■ Exercise input
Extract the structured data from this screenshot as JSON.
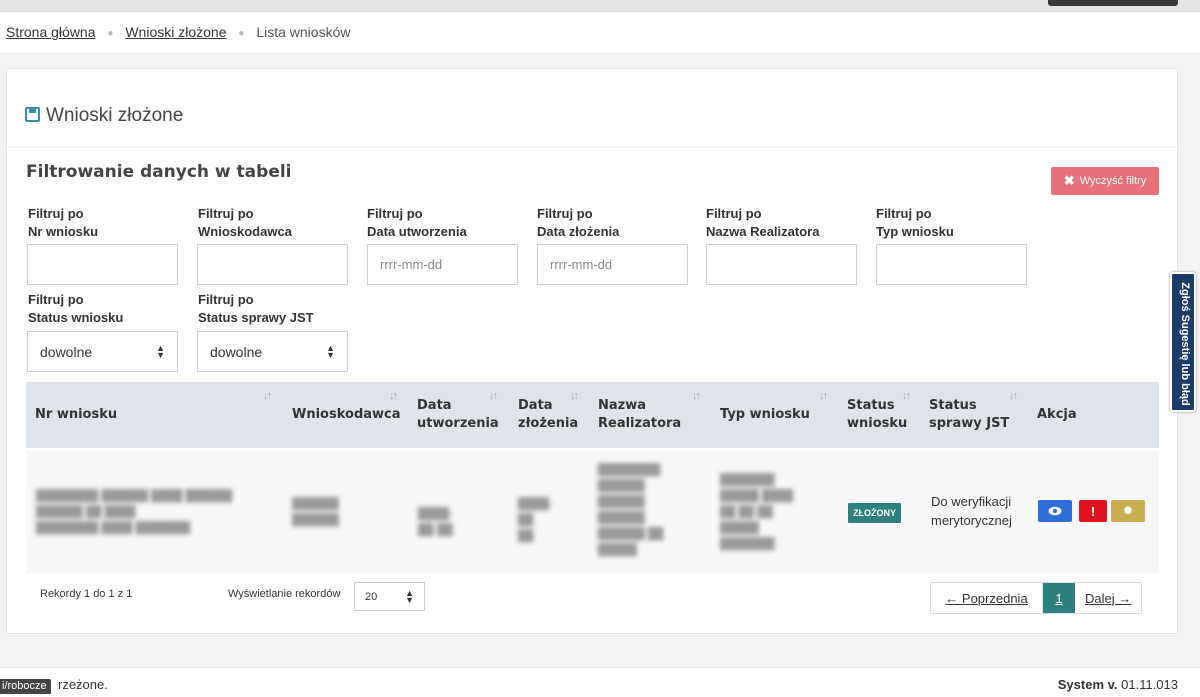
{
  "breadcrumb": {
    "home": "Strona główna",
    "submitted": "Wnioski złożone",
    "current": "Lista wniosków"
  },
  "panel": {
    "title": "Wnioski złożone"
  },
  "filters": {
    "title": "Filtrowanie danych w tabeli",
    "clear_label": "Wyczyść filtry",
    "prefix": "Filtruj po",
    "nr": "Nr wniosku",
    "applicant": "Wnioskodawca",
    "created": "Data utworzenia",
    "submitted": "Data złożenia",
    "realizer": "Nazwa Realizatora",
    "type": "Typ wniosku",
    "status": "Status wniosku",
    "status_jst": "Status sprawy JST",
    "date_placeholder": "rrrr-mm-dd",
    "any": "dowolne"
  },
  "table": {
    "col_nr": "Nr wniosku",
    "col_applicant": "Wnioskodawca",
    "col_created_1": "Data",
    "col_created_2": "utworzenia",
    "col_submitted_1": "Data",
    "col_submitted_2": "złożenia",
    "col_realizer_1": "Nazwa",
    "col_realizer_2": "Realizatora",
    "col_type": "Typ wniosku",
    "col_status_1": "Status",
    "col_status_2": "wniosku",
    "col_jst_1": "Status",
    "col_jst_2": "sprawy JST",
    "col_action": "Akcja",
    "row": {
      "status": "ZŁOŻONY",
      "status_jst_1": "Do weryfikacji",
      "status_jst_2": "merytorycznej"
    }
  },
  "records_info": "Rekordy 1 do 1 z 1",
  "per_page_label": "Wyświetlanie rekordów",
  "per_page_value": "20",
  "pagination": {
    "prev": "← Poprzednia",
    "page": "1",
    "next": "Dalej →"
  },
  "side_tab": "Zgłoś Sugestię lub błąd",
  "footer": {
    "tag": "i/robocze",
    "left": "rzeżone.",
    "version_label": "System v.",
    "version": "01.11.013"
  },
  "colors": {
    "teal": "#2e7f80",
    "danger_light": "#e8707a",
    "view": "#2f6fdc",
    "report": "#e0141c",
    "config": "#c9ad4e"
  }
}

■ What this task involves
Find how many lines in the records contain the string "Nazwa", then give the number alone.

■ Finished task
2